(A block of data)
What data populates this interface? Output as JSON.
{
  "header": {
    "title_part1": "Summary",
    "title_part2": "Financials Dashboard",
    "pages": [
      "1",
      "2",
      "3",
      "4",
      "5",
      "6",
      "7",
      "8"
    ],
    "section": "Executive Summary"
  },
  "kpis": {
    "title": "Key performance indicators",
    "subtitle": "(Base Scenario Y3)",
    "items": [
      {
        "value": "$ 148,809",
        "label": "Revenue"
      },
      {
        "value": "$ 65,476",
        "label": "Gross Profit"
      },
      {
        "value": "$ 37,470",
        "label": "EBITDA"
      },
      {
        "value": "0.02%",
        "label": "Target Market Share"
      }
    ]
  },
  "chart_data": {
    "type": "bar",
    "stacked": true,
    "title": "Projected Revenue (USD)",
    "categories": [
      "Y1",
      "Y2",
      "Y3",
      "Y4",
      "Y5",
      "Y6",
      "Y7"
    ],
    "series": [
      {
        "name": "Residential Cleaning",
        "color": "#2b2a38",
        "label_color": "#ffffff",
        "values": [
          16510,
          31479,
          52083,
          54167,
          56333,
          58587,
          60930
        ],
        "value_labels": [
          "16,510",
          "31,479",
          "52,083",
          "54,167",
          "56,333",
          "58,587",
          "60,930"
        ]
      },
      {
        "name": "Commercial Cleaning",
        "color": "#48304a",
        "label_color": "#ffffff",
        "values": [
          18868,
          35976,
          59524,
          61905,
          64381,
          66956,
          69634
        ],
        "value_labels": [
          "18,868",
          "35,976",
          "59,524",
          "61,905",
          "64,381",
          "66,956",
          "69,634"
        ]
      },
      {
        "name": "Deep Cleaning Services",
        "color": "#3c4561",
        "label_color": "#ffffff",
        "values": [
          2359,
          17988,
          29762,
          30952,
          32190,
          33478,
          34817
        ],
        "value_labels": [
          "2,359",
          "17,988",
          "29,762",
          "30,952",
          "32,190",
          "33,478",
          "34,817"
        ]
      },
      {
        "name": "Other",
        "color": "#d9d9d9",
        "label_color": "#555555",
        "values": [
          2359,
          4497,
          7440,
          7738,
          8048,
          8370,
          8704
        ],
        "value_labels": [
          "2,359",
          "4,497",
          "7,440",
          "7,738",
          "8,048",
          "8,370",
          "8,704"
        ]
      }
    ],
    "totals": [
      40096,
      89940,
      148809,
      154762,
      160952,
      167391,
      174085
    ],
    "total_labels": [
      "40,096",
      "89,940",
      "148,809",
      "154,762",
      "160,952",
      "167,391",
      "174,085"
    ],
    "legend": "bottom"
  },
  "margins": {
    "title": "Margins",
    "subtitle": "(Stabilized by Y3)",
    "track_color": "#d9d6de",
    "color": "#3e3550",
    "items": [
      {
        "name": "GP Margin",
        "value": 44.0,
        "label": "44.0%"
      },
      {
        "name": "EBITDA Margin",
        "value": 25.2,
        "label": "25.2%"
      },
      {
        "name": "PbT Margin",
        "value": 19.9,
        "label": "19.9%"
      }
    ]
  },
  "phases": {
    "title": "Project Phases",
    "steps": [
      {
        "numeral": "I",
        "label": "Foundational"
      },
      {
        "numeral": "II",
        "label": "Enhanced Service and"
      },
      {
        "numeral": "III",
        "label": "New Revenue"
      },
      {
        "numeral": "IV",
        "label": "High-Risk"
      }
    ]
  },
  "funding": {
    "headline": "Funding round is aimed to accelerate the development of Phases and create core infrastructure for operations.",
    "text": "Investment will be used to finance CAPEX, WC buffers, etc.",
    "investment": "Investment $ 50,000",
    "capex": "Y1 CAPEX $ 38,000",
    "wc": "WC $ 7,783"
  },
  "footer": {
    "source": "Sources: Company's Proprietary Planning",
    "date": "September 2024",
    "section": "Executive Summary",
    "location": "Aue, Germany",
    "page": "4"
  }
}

- **Problem to work on**:
Your task is to extract all of the records exactly.

- **Exercise output**:
What data populates this interface? Output as JSON.
{
  "header": {
    "title_part1": "Summary",
    "title_part2": "Financials Dashboard",
    "pages": [
      "1",
      "2",
      "3",
      "4",
      "5",
      "6",
      "7",
      "8"
    ],
    "section": "Executive Summary"
  },
  "kpis": {
    "title": "Key performance indicators",
    "subtitle": "(Base Scenario Y3)",
    "items": [
      {
        "value": "$ 148,809",
        "label": "Revenue"
      },
      {
        "value": "$ 65,476",
        "label": "Gross Profit"
      },
      {
        "value": "$ 37,470",
        "label": "EBITDA"
      },
      {
        "value": "0.02%",
        "label": "Target Market Share"
      }
    ]
  },
  "chart_data": {
    "type": "bar",
    "stacked": true,
    "title": "Projected Revenue (USD)",
    "categories": [
      "Y1",
      "Y2",
      "Y3",
      "Y4",
      "Y5",
      "Y6",
      "Y7"
    ],
    "series": [
      {
        "name": "Residential Cleaning",
        "color": "#2b2a38",
        "label_color": "#ffffff",
        "values": [
          16510,
          31479,
          52083,
          54167,
          56333,
          58587,
          60930
        ],
        "value_labels": [
          "16,510",
          "31,479",
          "52,083",
          "54,167",
          "56,333",
          "58,587",
          "60,930"
        ]
      },
      {
        "name": "Commercial Cleaning",
        "color": "#48304a",
        "label_color": "#ffffff",
        "values": [
          18868,
          35976,
          59524,
          61905,
          64381,
          66956,
          69634
        ],
        "value_labels": [
          "18,868",
          "35,976",
          "59,524",
          "61,905",
          "64,381",
          "66,956",
          "69,634"
        ]
      },
      {
        "name": "Deep Cleaning Services",
        "color": "#3c4561",
        "label_color": "#ffffff",
        "values": [
          2359,
          17988,
          29762,
          30952,
          32190,
          33478,
          34817
        ],
        "value_labels": [
          "2,359",
          "17,988",
          "29,762",
          "30,952",
          "32,190",
          "33,478",
          "34,817"
        ]
      },
      {
        "name": "Other",
        "color": "#d9d9d9",
        "label_color": "#555555",
        "values": [
          2359,
          4497,
          7440,
          7738,
          8048,
          8370,
          8704
        ],
        "value_labels": [
          "2,359",
          "4,497",
          "7,440",
          "7,738",
          "8,048",
          "8,370",
          "8,704"
        ]
      }
    ],
    "totals": [
      40096,
      89940,
      148809,
      154762,
      160952,
      167391,
      174085
    ],
    "total_labels": [
      "40,096",
      "89,940",
      "148,809",
      "154,762",
      "160,952",
      "167,391",
      "174,085"
    ],
    "legend": "bottom"
  },
  "margins": {
    "title": "Margins",
    "subtitle": "(Stabilized by Y3)",
    "track_color": "#d9d6de",
    "color": "#3e3550",
    "items": [
      {
        "name": "GP Margin",
        "value": 44.0,
        "label": "44.0%"
      },
      {
        "name": "EBITDA Margin",
        "value": 25.2,
        "label": "25.2%"
      },
      {
        "name": "PbT Margin",
        "value": 19.9,
        "label": "19.9%"
      }
    ]
  },
  "phases": {
    "title": "Project Phases",
    "steps": [
      {
        "numeral": "I",
        "label": "Foundational"
      },
      {
        "numeral": "II",
        "label": "Enhanced Service and"
      },
      {
        "numeral": "III",
        "label": "New Revenue"
      },
      {
        "numeral": "IV",
        "label": "High-Risk"
      }
    ]
  },
  "funding": {
    "headline": "Funding round is aimed to accelerate the development of Phases and create core infrastructure for operations.",
    "text": "Investment will be used to finance CAPEX, WC buffers, etc.",
    "investment": "Investment $ 50,000",
    "capex": "Y1 CAPEX $ 38,000",
    "wc": "WC $ 7,783"
  },
  "footer": {
    "source": "Sources: Company's Proprietary Planning",
    "date": "September 2024",
    "section": "Executive Summary",
    "location": "Aue, Germany",
    "page": "4"
  }
}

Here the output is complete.